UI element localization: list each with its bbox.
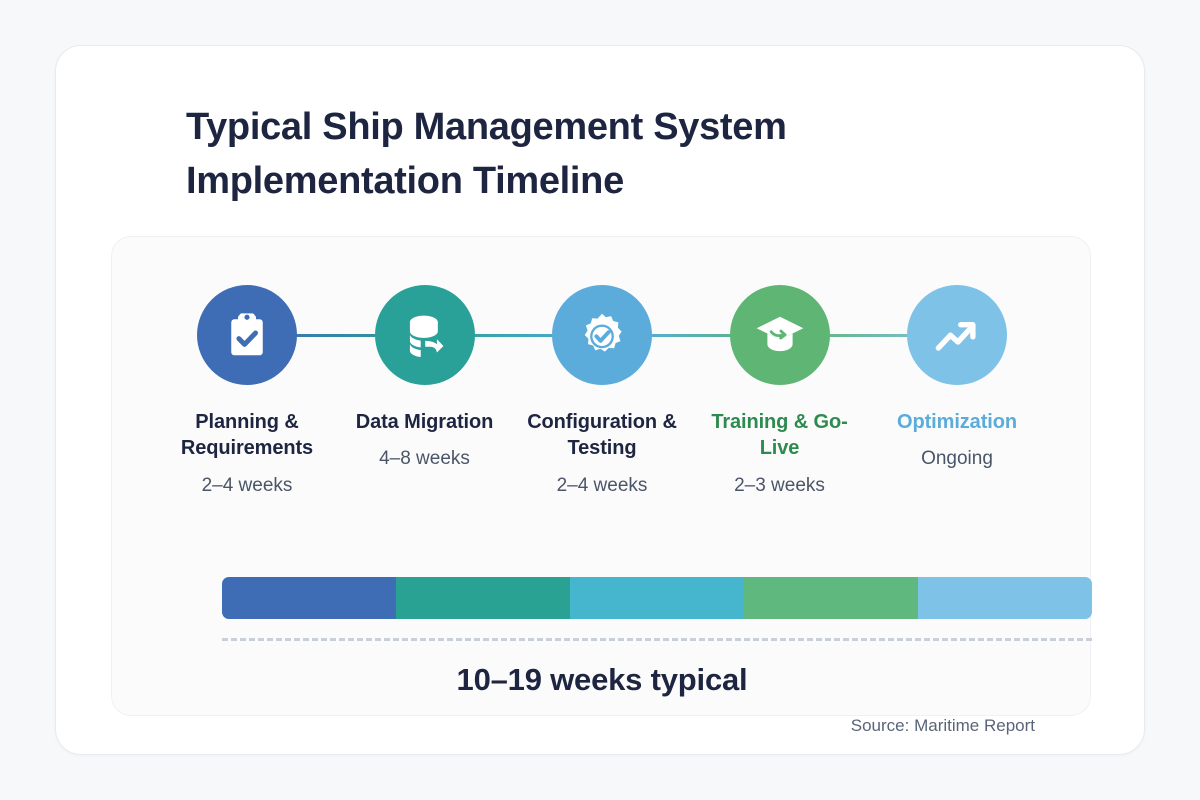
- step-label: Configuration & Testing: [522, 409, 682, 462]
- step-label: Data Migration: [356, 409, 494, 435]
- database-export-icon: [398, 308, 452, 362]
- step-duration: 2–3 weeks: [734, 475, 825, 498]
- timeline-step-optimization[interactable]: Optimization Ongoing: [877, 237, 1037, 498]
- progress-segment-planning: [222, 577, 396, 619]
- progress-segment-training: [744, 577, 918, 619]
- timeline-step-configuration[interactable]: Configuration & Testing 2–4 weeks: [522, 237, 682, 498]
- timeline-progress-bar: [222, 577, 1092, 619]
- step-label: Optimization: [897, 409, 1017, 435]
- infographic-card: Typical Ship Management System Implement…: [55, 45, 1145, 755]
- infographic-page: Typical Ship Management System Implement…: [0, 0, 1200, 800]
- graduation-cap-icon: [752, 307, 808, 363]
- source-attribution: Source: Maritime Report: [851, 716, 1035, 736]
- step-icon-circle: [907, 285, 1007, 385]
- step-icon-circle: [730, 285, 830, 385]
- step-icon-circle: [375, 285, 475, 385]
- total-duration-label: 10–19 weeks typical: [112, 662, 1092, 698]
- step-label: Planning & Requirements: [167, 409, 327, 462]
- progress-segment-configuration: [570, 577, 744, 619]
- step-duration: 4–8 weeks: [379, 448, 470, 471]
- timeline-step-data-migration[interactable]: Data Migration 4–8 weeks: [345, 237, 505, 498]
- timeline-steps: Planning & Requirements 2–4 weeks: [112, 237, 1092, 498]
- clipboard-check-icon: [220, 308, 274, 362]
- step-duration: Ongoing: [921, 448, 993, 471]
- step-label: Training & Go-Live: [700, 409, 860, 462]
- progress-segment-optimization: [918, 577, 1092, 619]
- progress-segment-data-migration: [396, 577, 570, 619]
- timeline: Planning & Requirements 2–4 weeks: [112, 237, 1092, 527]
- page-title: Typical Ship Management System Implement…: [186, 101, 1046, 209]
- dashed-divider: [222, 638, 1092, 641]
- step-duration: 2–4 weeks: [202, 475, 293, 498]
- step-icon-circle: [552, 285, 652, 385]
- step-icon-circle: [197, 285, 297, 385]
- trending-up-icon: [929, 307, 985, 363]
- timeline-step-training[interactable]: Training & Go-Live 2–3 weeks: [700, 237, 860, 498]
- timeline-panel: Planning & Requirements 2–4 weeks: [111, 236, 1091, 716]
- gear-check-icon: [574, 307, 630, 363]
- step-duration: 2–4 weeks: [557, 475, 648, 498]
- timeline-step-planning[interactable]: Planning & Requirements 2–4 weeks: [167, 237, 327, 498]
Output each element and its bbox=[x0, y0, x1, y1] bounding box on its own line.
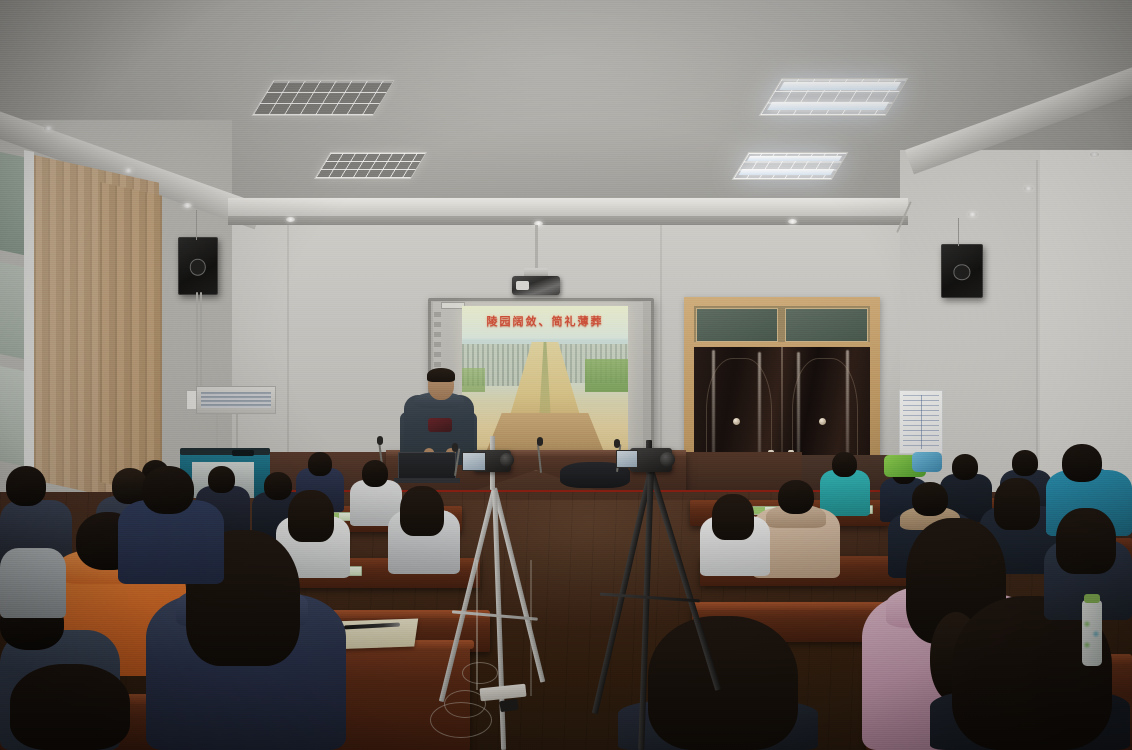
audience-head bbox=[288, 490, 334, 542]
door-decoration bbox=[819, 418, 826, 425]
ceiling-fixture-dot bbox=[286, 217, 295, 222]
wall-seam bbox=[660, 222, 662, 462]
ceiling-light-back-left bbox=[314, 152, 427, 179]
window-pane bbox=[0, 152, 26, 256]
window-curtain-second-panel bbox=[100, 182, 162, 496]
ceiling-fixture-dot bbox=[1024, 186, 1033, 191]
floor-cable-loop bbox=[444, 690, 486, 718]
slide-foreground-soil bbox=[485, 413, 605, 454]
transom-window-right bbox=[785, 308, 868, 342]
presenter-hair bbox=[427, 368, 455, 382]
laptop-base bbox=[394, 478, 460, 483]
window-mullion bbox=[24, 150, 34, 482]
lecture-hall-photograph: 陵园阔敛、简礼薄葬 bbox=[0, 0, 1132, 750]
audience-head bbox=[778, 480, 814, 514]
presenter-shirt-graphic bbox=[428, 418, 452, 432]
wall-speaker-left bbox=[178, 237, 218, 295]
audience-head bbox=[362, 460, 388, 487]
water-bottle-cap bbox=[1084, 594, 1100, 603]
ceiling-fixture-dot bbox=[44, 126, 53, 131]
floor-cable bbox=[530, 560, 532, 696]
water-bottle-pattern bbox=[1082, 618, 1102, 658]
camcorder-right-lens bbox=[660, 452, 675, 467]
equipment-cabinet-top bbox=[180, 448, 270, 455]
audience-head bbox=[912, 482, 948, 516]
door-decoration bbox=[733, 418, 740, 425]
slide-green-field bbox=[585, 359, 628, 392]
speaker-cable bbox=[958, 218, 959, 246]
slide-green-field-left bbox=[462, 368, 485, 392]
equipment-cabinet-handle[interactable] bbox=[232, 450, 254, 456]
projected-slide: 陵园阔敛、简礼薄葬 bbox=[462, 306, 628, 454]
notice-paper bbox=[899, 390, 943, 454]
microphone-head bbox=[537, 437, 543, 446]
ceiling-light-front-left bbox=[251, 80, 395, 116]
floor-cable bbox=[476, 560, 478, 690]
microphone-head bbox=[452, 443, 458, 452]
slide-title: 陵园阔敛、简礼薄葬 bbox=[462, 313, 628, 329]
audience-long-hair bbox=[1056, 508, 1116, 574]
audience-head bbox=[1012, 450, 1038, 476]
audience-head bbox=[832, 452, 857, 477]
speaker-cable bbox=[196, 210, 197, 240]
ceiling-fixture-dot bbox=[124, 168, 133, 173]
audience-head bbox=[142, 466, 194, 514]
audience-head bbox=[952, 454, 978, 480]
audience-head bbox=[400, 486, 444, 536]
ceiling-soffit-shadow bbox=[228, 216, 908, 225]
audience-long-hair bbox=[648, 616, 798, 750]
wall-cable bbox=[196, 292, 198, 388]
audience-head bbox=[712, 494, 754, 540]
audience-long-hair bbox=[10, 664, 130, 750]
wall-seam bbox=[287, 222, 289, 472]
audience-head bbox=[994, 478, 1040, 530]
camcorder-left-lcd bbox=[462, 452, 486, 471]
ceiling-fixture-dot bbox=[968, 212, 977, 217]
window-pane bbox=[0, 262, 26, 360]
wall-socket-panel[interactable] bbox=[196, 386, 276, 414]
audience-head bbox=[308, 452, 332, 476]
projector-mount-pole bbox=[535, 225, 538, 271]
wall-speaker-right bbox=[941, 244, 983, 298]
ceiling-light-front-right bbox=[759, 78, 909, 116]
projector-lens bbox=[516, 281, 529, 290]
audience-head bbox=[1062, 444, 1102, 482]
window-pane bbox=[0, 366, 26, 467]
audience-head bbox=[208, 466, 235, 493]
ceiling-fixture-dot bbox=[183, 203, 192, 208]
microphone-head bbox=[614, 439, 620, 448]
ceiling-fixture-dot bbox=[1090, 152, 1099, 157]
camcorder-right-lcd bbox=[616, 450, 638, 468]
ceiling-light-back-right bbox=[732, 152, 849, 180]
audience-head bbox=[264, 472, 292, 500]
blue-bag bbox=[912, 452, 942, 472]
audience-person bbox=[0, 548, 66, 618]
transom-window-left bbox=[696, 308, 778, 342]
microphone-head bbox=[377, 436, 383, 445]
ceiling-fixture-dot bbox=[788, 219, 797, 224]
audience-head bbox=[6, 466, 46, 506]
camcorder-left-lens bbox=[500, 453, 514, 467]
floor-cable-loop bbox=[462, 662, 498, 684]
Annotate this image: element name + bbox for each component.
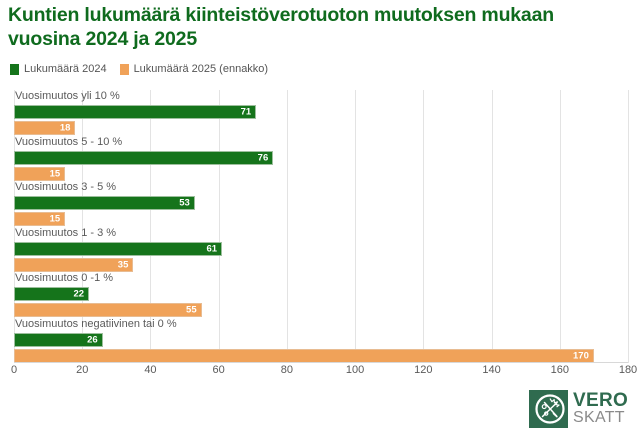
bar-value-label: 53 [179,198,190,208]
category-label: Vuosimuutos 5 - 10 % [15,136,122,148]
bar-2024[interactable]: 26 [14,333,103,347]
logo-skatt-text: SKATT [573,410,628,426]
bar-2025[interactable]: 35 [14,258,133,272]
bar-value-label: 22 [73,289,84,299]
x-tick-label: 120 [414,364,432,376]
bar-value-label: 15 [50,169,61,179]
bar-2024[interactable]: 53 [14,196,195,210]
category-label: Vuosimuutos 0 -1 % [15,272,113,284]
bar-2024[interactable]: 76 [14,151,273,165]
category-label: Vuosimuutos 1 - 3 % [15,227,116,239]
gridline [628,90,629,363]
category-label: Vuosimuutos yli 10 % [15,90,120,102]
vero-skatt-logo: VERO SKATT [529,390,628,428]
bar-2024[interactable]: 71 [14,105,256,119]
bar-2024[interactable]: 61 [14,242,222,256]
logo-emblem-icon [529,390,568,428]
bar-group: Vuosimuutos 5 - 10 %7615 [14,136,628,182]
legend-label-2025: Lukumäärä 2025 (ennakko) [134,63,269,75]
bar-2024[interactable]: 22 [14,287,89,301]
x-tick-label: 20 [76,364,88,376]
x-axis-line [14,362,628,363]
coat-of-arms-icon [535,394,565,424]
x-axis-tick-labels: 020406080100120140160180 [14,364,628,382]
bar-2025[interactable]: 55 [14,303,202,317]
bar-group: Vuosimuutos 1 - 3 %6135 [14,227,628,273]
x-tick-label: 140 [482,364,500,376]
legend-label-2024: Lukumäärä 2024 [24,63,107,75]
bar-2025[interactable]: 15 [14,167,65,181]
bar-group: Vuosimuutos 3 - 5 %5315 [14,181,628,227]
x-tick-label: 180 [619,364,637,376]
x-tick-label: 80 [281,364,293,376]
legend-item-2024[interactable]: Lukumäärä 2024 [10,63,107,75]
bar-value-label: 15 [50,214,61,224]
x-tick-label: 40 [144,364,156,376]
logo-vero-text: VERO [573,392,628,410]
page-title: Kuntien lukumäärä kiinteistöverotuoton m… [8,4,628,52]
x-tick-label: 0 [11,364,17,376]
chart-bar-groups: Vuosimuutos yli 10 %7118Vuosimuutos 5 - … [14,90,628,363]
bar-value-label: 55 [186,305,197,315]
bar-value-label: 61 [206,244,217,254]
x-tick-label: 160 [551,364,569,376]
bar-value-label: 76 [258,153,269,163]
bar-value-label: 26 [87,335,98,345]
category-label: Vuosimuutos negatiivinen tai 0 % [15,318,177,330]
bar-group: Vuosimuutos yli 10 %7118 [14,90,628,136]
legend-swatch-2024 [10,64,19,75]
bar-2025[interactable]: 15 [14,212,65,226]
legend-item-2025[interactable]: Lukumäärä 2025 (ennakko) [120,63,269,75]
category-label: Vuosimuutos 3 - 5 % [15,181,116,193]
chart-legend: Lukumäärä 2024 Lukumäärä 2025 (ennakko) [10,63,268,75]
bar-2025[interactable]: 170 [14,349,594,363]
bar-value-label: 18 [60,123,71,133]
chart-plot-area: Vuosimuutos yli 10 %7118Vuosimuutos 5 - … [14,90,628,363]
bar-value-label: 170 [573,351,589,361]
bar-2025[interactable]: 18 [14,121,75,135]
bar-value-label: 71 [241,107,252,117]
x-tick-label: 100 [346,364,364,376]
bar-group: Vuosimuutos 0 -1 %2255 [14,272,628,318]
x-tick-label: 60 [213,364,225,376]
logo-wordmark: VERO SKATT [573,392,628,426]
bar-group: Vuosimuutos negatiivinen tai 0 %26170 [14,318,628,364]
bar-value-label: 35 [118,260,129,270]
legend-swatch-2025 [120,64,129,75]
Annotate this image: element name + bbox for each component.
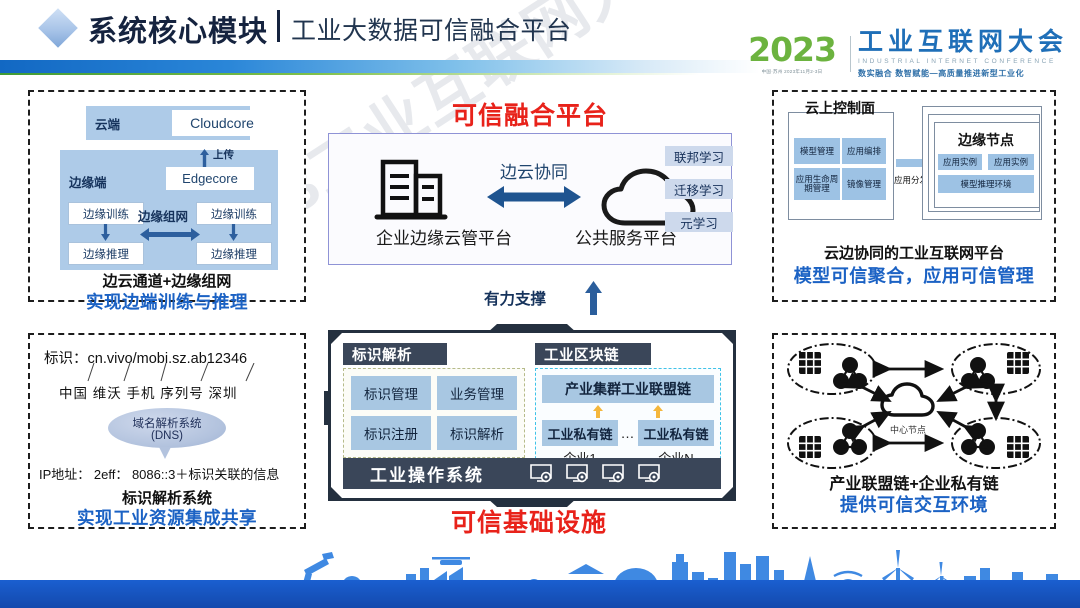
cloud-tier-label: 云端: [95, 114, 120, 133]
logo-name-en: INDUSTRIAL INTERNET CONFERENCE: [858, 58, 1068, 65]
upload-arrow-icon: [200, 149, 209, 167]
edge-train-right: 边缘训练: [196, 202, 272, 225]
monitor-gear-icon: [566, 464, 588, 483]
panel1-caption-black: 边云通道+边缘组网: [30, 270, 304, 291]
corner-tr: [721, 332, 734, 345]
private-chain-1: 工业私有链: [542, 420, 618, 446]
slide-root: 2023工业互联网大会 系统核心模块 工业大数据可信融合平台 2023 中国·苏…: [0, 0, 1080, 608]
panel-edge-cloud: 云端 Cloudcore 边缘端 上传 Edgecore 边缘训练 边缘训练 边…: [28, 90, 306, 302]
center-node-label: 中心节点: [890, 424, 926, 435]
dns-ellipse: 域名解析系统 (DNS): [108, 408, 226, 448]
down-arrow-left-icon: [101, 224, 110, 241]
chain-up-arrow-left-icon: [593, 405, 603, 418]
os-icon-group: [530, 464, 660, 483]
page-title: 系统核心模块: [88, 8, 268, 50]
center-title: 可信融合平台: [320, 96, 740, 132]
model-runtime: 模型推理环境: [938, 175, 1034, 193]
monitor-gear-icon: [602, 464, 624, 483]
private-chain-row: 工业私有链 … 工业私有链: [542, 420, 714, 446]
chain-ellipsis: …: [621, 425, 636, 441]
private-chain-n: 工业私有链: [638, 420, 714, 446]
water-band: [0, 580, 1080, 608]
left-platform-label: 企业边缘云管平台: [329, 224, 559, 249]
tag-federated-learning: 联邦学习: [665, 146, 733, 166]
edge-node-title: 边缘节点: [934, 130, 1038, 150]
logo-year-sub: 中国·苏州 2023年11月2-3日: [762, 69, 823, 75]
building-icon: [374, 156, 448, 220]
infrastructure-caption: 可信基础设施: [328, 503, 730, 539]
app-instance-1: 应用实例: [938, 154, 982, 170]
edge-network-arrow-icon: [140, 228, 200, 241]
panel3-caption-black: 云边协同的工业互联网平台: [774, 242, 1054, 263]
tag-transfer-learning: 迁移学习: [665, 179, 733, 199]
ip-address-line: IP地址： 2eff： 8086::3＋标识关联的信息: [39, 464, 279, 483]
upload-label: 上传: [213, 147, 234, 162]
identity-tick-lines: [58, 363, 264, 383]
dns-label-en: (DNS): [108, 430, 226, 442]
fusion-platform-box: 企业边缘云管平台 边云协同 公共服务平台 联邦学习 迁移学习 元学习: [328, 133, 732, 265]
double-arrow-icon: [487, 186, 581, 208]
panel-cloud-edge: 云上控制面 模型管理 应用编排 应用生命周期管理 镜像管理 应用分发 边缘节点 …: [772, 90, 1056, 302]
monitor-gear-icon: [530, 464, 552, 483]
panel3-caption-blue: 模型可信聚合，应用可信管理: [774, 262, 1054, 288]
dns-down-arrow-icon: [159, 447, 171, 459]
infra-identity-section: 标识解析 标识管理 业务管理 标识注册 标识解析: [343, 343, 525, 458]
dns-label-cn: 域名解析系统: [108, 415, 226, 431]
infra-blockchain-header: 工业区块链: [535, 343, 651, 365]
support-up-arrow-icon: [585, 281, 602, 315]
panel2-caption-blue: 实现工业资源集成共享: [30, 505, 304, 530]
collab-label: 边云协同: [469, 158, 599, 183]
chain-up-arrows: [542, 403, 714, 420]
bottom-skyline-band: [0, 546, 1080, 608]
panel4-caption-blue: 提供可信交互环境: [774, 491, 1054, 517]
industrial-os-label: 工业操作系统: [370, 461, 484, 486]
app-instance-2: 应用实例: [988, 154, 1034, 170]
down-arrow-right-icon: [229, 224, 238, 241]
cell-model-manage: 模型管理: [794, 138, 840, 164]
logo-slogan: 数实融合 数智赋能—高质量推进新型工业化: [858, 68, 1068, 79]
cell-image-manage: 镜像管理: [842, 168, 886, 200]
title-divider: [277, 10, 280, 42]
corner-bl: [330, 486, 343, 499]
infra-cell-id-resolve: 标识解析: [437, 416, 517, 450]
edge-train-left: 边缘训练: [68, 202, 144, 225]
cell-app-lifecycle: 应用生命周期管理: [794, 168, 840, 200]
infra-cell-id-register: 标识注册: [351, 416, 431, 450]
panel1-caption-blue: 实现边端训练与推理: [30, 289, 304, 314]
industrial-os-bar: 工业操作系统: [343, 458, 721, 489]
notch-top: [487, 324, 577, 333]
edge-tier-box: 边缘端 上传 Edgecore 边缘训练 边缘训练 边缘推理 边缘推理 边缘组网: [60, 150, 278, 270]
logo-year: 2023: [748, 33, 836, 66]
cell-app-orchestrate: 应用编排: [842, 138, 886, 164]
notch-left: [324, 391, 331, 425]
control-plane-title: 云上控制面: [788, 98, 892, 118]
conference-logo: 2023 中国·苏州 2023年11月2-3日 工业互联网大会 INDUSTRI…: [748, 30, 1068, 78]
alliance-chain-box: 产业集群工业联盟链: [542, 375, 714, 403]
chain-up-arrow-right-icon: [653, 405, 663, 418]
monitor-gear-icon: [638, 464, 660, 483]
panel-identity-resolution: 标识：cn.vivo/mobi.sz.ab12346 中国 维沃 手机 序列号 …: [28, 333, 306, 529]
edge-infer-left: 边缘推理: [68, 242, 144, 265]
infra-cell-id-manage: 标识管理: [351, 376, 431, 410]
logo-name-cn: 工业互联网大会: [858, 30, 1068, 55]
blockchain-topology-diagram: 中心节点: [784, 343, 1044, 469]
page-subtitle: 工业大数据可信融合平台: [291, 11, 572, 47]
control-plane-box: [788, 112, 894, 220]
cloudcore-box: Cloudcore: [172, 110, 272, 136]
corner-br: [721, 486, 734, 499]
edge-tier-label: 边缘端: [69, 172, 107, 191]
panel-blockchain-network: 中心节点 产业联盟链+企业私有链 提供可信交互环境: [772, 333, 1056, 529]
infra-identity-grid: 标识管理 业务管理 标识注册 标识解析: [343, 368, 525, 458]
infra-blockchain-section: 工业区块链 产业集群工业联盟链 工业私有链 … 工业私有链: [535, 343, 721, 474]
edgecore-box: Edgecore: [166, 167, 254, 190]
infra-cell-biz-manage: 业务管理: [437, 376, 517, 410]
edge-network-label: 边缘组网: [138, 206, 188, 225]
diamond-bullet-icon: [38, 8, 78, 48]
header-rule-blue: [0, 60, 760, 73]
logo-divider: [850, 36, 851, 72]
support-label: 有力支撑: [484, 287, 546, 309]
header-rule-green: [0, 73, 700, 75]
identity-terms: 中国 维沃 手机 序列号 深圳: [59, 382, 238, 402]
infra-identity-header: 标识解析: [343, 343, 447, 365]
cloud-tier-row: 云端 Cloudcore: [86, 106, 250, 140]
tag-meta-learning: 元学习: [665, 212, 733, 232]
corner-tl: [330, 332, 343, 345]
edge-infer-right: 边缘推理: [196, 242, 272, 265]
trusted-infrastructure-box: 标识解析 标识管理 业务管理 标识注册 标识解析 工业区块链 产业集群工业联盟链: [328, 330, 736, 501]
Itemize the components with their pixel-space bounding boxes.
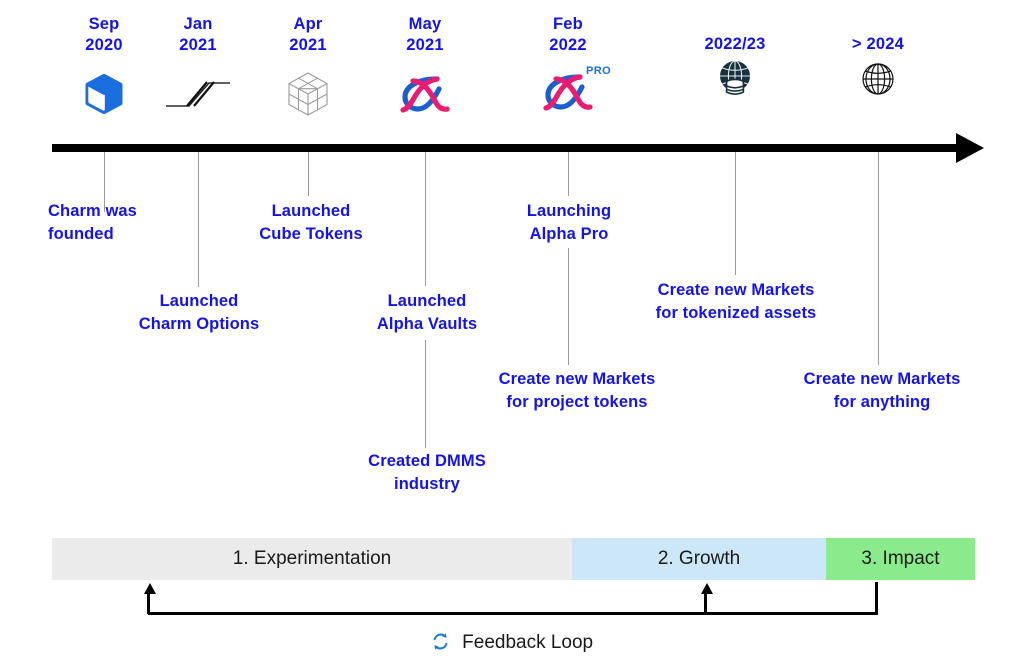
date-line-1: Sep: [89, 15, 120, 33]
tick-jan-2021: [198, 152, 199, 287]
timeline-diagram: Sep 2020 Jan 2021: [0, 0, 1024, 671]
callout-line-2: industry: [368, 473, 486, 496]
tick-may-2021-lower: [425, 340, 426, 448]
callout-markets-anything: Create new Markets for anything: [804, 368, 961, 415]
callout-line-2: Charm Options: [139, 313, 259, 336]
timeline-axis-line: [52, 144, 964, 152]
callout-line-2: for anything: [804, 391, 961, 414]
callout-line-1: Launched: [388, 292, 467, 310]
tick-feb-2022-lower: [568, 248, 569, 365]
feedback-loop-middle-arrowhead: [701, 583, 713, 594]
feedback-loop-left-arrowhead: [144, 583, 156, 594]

DIRECTION: Rewrite everything from the line containing "audience-head bbox=[288, 490, 334, 542]" down to the line containing "notice-paper bbox=[899, 390, 943, 454]", changing "ceiling-fixture-dot" to "ceiling-light-dot" and leaving everything else the same.

RESULT BELOW:
audience-head bbox=[288, 490, 334, 542]
door-decoration bbox=[819, 418, 826, 425]
ceiling-light-dot bbox=[286, 217, 295, 222]
wall-seam bbox=[660, 222, 662, 462]
ceiling-light-back-left bbox=[314, 152, 427, 179]
window-pane bbox=[0, 152, 26, 256]
window-curtain-second-panel bbox=[100, 182, 162, 496]
ceiling-light-dot bbox=[1024, 186, 1033, 191]
floor-cable-loop bbox=[444, 690, 486, 718]
slide-foreground-soil bbox=[485, 413, 605, 454]
transom-window-right bbox=[785, 308, 868, 342]
presenter-hair bbox=[427, 368, 455, 382]
laptop-base bbox=[394, 478, 460, 483]
window-mullion bbox=[24, 150, 34, 482]
lecture-hall-photograph: 陵园阔敛、简礼薄葬 bbox=[0, 0, 1132, 750]
audience-head bbox=[778, 480, 814, 514]
presenter-shirt-graphic bbox=[428, 418, 452, 432]
wall-speaker-left bbox=[178, 237, 218, 295]
audience-head bbox=[362, 460, 388, 487]
water-bottle-cap bbox=[1084, 594, 1100, 603]
ceiling-light-dot bbox=[44, 126, 53, 131]
floor-cable bbox=[530, 560, 532, 696]
water-bottle-pattern bbox=[1082, 618, 1102, 658]
camcorder-right-lens bbox=[660, 452, 675, 467]
equipment-cabinet-top bbox=[180, 448, 270, 455]
audience-head bbox=[912, 482, 948, 516]
door-decoration bbox=[733, 418, 740, 425]
slide-green-field bbox=[585, 359, 628, 392]
speaker-cable bbox=[958, 218, 959, 246]
slide-green-field-left bbox=[462, 368, 485, 392]
equipment-cabinet-handle[interactable] bbox=[232, 450, 254, 456]
projected-slide: 陵园阔敛、简礼薄葬 bbox=[462, 306, 628, 454]
notice-paper bbox=[899, 390, 943, 454]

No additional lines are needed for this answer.